Input:

— Start —

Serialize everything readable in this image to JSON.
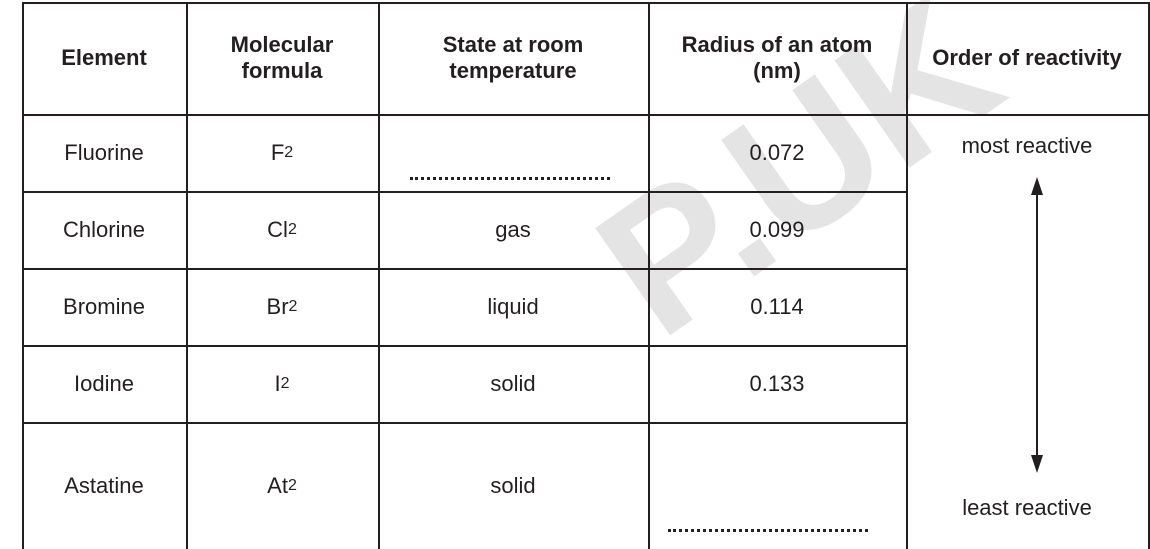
{
  "table": {
    "headers": [
      "Element",
      "Molecular formula",
      "State at room temperature",
      "Radius of an atom (nm)",
      "Order of reactivity"
    ],
    "rows": [
      {
        "element": "Fluorine",
        "formula": {
          "symbol": "F",
          "subscript": "2"
        },
        "radius": "0.072"
      },
      {
        "element": "Chlorine",
        "formula": {
          "symbol": "Cl",
          "subscript": "2"
        },
        "state": "gas",
        "radius": "0.099"
      },
      {
        "element": "Bromine",
        "formula": {
          "symbol": "Br",
          "subscript": "2"
        },
        "state": "liquid",
        "radius": "0.114"
      },
      {
        "element": "Iodine",
        "formula": {
          "symbol": "I",
          "subscript": "2"
        },
        "state": "solid",
        "radius": "0.133"
      },
      {
        "element": "Astatine",
        "formula": {
          "symbol": "At",
          "subscript": "2"
        },
        "state": "solid"
      }
    ],
    "order": {
      "top": "most reactive",
      "bottom": "least reactive"
    }
  },
  "watermark": "P.UK"
}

— End —

What the task asks:
Gather each line that holds "reactive".

Response to this exercise:
      "top": "most reactive",
      "bottom": "least reactive"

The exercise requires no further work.